What is expected> Copy down every line where the string "logica" shows up.

Source data>
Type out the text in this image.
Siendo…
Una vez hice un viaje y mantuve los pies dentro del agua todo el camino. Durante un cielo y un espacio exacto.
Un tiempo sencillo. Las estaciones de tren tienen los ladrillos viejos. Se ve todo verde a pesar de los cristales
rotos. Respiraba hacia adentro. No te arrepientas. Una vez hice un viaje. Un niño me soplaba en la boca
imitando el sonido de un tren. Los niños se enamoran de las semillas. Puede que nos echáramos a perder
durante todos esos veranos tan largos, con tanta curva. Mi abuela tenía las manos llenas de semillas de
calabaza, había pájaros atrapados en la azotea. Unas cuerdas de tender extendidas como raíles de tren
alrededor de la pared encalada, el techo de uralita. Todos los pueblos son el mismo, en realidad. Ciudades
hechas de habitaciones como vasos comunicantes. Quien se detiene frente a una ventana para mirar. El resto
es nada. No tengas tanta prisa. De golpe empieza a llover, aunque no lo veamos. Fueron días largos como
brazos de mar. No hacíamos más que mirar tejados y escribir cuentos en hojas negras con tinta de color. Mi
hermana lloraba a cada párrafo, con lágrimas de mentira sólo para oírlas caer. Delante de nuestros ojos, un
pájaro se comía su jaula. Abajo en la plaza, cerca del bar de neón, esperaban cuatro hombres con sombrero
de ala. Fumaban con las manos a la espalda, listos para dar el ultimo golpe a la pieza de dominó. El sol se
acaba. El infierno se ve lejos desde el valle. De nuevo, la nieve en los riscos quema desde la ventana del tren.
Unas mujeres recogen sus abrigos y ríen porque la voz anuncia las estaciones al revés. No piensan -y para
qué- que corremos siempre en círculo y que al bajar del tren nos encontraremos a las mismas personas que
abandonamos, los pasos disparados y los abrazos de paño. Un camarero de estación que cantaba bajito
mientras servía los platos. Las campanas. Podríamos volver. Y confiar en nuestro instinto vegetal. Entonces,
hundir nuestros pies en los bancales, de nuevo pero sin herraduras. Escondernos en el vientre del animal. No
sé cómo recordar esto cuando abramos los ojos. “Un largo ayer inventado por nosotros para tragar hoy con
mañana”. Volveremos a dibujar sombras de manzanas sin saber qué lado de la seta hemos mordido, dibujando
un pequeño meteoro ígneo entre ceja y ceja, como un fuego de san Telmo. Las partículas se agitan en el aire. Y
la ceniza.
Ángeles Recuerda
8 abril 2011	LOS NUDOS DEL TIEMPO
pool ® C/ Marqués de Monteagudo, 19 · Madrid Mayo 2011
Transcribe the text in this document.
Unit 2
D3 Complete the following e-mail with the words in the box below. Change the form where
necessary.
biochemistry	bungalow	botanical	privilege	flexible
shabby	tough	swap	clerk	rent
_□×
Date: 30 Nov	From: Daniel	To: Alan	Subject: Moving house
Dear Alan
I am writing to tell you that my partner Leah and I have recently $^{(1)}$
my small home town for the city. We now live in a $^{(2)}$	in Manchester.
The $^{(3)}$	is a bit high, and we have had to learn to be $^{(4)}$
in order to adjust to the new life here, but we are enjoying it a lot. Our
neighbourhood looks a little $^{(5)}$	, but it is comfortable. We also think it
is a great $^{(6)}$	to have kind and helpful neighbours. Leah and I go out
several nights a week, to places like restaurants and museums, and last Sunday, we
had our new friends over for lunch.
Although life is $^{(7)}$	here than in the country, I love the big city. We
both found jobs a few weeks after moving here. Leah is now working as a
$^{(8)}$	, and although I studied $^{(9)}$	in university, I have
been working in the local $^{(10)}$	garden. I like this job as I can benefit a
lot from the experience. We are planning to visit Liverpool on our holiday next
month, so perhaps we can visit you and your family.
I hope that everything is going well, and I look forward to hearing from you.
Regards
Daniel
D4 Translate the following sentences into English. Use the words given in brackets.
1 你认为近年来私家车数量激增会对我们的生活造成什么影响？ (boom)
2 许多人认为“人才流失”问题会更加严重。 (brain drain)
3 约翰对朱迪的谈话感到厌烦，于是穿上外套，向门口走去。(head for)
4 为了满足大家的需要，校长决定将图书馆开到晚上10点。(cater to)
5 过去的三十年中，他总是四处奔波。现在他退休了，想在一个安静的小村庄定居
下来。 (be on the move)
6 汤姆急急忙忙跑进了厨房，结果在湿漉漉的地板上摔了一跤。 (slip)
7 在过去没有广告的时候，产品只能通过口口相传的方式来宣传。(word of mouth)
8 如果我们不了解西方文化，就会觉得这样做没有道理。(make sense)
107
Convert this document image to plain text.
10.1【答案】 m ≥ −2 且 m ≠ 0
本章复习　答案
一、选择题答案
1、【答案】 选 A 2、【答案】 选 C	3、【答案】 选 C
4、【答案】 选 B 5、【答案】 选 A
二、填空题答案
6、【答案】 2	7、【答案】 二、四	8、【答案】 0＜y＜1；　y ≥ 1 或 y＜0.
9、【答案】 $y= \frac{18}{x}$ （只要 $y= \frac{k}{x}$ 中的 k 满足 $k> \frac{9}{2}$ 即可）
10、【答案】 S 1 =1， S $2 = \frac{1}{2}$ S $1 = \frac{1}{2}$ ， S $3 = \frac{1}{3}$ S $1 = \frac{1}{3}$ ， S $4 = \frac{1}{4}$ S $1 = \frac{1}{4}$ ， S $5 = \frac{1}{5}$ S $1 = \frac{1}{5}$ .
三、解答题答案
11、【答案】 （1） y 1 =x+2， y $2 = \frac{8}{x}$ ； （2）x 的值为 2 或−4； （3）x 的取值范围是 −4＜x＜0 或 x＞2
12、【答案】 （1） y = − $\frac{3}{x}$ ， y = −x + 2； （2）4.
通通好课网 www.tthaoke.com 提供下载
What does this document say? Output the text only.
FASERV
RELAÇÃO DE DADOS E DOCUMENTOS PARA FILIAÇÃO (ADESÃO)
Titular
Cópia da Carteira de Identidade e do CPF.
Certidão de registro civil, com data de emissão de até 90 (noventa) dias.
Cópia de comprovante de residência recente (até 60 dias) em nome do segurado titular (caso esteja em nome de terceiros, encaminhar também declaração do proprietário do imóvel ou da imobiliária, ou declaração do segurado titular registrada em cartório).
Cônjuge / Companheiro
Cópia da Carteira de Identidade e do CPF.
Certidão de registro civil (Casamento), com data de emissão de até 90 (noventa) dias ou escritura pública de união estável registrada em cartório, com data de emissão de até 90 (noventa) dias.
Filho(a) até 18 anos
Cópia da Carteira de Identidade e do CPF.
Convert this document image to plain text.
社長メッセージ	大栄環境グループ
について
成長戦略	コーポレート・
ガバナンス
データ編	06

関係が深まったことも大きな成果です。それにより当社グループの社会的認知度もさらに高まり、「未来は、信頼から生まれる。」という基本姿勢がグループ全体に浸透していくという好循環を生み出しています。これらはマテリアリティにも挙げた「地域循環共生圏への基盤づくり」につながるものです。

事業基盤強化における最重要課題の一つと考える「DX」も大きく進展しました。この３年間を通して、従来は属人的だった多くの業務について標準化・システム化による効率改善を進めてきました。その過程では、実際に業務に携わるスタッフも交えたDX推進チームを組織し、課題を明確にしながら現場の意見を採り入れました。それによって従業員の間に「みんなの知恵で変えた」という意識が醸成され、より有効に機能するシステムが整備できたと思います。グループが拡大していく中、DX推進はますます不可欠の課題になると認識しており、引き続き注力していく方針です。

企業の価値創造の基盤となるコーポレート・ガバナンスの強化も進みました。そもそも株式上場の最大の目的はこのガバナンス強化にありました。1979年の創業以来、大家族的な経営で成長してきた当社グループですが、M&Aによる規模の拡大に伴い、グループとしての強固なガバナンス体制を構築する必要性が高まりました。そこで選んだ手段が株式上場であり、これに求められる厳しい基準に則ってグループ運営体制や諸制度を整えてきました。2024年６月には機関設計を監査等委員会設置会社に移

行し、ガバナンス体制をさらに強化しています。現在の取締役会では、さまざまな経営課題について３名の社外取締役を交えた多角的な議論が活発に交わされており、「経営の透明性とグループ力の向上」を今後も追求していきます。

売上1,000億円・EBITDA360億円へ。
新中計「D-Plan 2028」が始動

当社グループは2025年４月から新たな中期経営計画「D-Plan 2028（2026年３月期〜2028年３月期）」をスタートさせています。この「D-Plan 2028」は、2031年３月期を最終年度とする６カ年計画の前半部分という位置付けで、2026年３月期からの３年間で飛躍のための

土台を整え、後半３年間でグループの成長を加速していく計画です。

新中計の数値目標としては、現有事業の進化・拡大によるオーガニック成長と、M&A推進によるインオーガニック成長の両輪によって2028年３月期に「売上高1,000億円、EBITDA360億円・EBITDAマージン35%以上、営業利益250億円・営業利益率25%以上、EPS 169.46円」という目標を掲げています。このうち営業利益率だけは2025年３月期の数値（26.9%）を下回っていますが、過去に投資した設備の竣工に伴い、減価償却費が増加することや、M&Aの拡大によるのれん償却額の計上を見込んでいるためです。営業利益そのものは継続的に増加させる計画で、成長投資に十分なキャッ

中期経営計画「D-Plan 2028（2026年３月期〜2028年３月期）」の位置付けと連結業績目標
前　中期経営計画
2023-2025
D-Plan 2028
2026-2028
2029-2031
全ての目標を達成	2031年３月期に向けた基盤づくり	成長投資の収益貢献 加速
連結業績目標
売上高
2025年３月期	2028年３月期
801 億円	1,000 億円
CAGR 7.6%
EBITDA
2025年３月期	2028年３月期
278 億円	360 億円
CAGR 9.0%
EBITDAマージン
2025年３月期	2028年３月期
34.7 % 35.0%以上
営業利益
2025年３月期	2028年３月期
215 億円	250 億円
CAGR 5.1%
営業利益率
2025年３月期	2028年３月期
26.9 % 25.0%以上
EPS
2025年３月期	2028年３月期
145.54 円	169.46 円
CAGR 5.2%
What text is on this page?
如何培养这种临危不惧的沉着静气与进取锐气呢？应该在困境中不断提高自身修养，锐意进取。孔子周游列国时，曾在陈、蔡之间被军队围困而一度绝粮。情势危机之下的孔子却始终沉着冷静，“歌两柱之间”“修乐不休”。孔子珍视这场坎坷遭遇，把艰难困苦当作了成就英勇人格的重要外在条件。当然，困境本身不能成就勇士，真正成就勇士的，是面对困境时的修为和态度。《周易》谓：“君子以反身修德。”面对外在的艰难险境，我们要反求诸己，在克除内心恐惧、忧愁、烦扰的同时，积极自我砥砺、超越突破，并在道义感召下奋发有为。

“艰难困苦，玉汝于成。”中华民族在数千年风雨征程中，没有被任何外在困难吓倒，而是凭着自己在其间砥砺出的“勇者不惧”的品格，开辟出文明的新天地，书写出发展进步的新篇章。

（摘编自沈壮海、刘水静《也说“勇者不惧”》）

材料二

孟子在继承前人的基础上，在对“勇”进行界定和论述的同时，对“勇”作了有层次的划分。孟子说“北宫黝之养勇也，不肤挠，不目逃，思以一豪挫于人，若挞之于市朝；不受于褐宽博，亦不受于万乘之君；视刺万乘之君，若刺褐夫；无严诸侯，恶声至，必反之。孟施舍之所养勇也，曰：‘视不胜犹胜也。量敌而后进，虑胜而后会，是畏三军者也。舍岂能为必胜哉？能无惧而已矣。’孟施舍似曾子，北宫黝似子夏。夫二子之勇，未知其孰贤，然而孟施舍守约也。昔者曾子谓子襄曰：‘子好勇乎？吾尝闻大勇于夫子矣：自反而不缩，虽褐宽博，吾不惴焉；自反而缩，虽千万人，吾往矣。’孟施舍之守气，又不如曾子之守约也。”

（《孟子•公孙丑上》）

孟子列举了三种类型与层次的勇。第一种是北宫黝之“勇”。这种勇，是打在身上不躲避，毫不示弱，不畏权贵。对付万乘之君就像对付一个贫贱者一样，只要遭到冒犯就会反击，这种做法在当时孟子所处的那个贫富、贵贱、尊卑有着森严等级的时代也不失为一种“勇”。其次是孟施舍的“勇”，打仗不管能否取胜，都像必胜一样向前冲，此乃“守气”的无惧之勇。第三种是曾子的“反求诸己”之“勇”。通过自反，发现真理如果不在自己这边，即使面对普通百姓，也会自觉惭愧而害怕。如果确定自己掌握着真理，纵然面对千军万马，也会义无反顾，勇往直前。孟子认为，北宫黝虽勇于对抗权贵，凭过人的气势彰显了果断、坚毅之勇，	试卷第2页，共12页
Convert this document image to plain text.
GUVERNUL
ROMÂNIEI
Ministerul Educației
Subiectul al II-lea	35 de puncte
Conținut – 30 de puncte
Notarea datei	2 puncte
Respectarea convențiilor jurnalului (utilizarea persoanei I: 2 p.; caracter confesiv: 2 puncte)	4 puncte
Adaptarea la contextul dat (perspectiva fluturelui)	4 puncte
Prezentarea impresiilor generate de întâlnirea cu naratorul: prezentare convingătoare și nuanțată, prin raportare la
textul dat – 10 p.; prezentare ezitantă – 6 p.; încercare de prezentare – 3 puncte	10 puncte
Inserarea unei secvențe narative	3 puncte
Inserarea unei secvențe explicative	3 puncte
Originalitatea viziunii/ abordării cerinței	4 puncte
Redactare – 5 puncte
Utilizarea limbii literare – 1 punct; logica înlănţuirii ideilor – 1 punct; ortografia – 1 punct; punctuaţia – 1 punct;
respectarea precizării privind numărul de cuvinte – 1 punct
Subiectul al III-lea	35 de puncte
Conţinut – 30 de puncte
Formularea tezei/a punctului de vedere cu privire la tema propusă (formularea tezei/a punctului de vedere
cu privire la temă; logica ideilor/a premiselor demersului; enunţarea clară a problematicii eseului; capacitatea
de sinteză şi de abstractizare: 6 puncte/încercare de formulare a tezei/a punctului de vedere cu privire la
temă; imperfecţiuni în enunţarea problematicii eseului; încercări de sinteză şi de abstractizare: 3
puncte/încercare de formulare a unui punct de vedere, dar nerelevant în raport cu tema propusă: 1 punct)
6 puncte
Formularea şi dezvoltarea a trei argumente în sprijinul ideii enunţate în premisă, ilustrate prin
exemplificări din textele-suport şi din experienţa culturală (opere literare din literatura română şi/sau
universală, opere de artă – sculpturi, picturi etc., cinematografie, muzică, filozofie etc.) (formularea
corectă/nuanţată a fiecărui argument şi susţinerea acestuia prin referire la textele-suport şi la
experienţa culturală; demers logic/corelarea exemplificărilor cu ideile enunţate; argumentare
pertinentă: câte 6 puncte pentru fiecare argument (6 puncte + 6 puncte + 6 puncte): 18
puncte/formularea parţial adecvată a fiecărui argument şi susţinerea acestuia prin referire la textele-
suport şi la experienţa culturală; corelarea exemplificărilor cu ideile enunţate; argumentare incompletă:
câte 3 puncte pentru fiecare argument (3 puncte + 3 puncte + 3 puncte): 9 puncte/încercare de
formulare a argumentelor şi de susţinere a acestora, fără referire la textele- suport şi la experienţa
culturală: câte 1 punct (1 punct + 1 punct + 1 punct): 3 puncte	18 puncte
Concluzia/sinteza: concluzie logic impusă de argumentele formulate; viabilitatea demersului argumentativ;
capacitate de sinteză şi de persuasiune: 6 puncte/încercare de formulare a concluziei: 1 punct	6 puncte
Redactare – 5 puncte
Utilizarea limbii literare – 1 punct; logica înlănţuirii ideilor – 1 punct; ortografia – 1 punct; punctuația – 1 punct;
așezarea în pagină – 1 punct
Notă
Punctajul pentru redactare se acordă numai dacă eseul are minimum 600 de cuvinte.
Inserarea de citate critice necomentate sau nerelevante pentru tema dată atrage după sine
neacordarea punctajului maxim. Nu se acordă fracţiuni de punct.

Response below>
Utilizarea limbii literare – 1 punct; logica înlănţuirii ideilor – 1 punct; ortografia – 1 punct; punctuaţia – 1 punct;
cu privire la temă; logica ideilor/a premiselor demersului; enunţarea clară a problematicii eseului; capacitatea
Utilizarea limbii literare – 1 punct; logica înlănţuirii ideilor – 1 punct; ortografia – 1 punct; punctuația – 1 punct;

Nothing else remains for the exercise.